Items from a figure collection
☆ ☆ ☆ ☆ ☆

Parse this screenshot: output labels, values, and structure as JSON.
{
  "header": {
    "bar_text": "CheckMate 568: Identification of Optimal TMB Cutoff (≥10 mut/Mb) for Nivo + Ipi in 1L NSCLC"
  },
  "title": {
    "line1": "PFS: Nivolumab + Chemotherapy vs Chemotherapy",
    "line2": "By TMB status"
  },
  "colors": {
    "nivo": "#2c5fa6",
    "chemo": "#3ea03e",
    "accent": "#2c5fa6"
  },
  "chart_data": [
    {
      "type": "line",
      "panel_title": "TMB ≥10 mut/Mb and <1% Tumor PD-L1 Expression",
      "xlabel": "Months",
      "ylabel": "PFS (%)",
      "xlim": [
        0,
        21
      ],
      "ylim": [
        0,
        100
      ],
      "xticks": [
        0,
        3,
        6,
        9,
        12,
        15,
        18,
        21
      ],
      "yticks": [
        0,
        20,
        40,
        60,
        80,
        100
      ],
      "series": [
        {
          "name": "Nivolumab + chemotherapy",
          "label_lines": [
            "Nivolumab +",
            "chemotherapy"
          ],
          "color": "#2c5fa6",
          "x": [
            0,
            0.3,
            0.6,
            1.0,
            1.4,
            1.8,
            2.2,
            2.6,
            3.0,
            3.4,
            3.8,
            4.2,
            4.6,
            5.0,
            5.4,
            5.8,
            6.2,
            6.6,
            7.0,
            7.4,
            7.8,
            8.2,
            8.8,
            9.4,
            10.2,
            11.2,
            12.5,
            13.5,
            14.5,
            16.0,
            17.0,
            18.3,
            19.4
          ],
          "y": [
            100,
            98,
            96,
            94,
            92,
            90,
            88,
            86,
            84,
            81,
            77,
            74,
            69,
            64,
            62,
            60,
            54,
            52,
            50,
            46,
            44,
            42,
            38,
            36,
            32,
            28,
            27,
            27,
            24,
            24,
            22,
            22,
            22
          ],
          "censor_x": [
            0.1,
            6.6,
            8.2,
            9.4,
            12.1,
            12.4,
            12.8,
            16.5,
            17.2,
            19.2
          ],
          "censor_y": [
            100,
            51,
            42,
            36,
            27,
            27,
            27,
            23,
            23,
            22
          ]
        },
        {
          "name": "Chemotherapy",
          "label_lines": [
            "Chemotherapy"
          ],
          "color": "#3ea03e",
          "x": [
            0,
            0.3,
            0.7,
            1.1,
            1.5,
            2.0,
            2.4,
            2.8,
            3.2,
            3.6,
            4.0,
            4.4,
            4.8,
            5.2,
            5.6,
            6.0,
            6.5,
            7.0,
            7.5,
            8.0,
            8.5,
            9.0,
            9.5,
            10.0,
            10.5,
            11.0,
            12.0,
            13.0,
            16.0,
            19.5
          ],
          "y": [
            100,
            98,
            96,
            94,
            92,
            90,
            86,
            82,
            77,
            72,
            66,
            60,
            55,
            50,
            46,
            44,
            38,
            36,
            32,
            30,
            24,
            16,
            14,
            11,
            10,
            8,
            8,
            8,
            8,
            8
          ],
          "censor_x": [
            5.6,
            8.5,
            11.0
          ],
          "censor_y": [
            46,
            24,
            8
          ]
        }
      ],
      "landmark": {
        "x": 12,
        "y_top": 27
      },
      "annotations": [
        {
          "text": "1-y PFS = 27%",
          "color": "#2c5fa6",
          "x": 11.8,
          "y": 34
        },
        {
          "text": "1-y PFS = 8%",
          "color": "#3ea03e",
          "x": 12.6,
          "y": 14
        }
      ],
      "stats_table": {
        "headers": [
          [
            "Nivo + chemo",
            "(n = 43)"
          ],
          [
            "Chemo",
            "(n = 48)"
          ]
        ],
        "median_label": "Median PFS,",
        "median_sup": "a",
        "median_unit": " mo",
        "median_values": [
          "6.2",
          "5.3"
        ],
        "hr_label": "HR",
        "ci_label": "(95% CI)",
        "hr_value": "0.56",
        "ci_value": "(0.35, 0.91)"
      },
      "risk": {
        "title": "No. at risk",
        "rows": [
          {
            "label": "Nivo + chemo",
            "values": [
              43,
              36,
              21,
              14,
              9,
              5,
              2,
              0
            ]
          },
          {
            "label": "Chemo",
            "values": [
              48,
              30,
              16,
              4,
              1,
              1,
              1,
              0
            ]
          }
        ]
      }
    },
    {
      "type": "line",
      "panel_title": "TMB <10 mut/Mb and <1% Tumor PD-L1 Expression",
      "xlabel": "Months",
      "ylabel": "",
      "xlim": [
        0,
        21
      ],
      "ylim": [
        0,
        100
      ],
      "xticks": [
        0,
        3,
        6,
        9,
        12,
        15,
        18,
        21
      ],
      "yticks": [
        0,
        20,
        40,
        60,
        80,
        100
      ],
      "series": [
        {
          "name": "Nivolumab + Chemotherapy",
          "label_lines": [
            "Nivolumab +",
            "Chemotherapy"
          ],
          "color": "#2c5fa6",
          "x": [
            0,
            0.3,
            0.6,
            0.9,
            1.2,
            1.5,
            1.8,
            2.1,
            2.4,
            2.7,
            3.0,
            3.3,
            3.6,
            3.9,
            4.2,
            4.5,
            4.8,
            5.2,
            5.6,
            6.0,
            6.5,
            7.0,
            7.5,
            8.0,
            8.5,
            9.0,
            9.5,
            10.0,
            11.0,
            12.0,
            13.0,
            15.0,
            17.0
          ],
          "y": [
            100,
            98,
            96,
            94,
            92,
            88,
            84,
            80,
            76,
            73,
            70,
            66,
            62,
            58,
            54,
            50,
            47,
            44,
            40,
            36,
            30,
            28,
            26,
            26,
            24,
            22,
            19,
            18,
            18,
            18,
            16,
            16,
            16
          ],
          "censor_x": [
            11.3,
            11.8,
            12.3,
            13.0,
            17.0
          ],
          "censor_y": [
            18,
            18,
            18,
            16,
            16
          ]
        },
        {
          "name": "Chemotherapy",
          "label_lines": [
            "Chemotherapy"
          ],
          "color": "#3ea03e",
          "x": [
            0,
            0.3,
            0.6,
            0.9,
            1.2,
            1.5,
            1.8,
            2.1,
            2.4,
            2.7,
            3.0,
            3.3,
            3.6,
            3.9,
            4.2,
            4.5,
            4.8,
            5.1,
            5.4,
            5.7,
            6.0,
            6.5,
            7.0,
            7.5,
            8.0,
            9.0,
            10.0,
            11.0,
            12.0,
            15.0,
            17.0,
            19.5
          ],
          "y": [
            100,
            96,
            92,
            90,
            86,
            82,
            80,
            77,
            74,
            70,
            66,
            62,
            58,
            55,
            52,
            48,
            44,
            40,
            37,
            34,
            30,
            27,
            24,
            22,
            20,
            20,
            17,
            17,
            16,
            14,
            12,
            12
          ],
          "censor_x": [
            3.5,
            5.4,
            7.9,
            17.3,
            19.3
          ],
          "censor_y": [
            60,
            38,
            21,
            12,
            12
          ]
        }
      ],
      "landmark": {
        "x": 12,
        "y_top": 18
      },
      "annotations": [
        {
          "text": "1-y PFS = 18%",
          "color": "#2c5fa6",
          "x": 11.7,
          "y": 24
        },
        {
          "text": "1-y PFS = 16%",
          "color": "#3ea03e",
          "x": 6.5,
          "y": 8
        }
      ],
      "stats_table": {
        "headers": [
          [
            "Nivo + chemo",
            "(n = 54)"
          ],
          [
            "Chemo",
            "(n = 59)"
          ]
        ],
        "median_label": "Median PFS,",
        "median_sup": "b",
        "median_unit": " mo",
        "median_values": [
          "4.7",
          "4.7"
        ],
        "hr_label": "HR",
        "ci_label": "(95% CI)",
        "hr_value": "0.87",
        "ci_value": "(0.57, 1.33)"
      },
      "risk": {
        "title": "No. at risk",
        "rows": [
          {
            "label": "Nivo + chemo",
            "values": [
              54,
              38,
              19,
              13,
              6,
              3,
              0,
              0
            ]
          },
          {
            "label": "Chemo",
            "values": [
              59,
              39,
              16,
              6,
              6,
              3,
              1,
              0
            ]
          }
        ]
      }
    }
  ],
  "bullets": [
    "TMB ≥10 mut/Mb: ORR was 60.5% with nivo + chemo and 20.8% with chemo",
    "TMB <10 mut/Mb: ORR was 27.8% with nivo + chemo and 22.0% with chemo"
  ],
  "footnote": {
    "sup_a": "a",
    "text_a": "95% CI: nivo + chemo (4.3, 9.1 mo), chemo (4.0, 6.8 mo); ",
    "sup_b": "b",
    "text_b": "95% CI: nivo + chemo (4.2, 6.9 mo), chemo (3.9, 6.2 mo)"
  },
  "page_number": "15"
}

☆ ☆ ☆ ☆ ☆

- Problem -
Scan the records for the word "Expression", and copy each line where it is found.

- Your response -
      "panel_title": "TMB ≥10 mut/Mb and <1% Tumor PD-L1 Expression",
      "panel_title": "TMB <10 mut/Mb and <1% Tumor PD-L1 Expression",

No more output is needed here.